▶ Written exercise:
Filter the data for lines with the word "name", then copy every line so identified.
* BEGIN Available records *
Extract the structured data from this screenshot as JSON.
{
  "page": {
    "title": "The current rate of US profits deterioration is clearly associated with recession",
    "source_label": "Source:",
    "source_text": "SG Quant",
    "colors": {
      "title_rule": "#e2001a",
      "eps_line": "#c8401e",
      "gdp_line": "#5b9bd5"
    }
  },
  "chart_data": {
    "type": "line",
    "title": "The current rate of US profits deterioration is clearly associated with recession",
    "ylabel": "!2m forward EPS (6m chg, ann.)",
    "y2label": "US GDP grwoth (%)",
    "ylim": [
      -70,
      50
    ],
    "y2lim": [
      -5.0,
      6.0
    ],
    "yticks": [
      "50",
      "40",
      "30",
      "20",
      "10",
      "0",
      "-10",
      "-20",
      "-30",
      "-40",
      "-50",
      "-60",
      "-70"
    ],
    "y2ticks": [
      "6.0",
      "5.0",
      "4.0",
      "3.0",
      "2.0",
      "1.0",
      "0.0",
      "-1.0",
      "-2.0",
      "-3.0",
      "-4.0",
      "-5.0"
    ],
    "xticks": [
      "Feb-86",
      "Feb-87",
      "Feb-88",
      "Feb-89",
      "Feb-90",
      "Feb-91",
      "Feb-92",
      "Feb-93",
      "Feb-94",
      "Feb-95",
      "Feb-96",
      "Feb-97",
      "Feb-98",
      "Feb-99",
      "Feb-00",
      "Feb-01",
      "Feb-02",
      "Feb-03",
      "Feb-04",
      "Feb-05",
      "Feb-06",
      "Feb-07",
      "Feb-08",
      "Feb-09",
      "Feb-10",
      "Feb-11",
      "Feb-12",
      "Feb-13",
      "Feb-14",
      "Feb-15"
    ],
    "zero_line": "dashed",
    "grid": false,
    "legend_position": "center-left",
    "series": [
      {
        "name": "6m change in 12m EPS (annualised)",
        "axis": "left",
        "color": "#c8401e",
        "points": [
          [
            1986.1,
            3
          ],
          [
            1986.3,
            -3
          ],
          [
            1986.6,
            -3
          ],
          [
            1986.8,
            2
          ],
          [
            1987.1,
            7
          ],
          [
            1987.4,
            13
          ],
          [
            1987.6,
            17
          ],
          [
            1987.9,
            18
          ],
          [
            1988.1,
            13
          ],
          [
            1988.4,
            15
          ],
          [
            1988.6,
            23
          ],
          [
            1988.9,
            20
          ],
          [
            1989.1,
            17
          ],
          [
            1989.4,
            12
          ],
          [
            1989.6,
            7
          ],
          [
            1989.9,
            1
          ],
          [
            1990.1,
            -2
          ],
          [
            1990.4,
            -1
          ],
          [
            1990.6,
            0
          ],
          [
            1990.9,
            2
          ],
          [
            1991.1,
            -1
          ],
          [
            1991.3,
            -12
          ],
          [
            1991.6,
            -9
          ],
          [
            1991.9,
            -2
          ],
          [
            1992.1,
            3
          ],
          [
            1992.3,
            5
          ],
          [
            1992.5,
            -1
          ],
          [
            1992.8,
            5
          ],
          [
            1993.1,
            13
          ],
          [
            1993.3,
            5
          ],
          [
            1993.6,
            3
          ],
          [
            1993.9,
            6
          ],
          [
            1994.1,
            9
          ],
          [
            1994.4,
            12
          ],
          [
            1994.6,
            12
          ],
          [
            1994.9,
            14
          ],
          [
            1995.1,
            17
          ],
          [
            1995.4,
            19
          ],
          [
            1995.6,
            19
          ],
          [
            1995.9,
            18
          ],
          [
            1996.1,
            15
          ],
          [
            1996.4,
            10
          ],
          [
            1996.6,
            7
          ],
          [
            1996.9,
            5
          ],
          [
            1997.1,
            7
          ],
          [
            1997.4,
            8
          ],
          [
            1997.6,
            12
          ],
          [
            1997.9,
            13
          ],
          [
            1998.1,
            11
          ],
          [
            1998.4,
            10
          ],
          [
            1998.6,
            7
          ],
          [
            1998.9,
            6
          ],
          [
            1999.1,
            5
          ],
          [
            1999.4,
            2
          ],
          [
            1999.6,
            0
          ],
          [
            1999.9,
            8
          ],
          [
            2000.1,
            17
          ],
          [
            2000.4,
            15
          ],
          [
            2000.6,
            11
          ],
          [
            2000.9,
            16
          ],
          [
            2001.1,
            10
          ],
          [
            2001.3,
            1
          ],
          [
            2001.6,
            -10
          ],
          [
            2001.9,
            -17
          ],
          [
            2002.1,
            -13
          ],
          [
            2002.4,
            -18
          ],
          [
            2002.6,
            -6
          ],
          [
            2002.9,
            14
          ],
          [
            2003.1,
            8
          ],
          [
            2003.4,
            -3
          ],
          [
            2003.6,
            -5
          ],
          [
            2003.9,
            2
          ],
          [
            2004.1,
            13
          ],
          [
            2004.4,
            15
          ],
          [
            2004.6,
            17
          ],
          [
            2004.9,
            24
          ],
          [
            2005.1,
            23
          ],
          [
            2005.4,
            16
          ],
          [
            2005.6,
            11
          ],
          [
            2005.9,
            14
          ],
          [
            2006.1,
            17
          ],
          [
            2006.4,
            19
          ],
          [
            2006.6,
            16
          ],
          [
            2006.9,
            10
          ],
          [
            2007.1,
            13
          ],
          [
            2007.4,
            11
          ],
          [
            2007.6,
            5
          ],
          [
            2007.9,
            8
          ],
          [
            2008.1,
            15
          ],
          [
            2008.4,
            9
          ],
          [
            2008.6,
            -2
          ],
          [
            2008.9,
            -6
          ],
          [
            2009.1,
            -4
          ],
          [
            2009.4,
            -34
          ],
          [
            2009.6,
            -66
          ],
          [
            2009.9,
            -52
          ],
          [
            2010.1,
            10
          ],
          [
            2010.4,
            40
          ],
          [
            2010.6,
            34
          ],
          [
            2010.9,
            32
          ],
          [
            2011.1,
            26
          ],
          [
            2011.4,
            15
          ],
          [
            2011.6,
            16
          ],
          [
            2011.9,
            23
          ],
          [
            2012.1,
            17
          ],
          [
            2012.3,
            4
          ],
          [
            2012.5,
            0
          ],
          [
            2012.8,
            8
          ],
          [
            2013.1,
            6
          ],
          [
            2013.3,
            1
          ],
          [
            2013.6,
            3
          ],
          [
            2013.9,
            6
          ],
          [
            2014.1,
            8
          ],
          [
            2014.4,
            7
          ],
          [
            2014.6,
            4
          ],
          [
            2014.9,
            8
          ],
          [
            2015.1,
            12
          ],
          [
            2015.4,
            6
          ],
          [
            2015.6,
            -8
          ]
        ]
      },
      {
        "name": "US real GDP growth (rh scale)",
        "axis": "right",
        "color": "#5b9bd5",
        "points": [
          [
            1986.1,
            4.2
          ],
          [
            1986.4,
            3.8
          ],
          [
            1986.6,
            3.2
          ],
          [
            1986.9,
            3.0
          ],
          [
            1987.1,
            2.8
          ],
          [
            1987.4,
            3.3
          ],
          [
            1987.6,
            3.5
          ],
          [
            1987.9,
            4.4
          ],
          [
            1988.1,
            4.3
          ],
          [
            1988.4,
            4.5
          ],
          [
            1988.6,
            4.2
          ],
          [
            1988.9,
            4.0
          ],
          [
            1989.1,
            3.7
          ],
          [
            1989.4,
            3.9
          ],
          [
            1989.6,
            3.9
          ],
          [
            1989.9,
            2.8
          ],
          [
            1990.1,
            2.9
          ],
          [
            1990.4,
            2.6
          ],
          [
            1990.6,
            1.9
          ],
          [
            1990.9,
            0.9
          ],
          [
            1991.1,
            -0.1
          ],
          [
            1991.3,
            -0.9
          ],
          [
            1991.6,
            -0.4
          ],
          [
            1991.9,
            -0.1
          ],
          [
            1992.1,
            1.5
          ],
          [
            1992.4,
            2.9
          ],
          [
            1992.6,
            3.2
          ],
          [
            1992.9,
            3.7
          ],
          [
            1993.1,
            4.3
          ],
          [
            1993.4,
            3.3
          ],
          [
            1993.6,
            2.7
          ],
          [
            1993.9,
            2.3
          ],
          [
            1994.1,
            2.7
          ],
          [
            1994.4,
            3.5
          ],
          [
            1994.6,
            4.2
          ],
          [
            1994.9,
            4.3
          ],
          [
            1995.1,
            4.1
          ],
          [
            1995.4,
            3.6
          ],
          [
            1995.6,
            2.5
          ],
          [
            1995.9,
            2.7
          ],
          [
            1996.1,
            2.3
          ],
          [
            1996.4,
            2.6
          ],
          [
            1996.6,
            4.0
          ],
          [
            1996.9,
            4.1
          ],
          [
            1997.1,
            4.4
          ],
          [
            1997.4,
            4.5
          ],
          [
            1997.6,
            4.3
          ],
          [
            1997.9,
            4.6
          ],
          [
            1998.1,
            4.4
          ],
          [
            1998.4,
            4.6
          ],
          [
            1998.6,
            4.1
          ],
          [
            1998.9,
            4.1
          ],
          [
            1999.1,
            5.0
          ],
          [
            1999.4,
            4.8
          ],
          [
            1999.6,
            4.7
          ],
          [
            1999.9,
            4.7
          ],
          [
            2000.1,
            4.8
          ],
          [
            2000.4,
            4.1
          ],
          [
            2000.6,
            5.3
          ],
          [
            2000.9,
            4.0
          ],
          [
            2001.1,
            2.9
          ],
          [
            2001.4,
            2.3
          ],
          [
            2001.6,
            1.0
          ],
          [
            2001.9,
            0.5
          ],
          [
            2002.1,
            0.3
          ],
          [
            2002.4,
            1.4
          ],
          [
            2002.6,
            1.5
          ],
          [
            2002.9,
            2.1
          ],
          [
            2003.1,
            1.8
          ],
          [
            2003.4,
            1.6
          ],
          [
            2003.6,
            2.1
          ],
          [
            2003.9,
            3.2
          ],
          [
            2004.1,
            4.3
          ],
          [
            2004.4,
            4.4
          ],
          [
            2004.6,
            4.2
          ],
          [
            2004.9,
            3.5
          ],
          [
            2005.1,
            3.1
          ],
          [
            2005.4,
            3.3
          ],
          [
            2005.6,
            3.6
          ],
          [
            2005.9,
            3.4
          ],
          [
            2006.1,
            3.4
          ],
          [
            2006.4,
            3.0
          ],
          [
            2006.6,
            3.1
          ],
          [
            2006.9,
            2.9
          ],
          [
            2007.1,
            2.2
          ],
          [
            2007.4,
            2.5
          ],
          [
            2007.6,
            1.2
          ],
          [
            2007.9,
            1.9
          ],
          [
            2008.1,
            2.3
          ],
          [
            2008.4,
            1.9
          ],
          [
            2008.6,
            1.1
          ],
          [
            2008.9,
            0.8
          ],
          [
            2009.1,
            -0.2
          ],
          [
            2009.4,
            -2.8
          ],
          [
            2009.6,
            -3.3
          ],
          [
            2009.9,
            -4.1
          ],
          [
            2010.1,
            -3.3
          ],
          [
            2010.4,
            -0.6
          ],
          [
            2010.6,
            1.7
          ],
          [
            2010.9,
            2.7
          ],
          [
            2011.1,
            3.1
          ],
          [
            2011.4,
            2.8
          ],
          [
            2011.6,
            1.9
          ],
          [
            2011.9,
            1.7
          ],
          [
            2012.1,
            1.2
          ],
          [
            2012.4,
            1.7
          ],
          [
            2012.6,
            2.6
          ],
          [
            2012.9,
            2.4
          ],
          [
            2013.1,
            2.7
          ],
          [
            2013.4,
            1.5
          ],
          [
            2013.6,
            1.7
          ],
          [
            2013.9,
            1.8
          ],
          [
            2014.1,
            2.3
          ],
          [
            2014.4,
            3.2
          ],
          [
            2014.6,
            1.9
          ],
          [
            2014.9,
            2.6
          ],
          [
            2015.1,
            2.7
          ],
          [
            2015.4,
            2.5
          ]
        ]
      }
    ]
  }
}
* END Available records *
▶ Correct result:
        "name": "6m change in 12m EPS (annualised)",
        "name": "US real GDP growth (rh scale)",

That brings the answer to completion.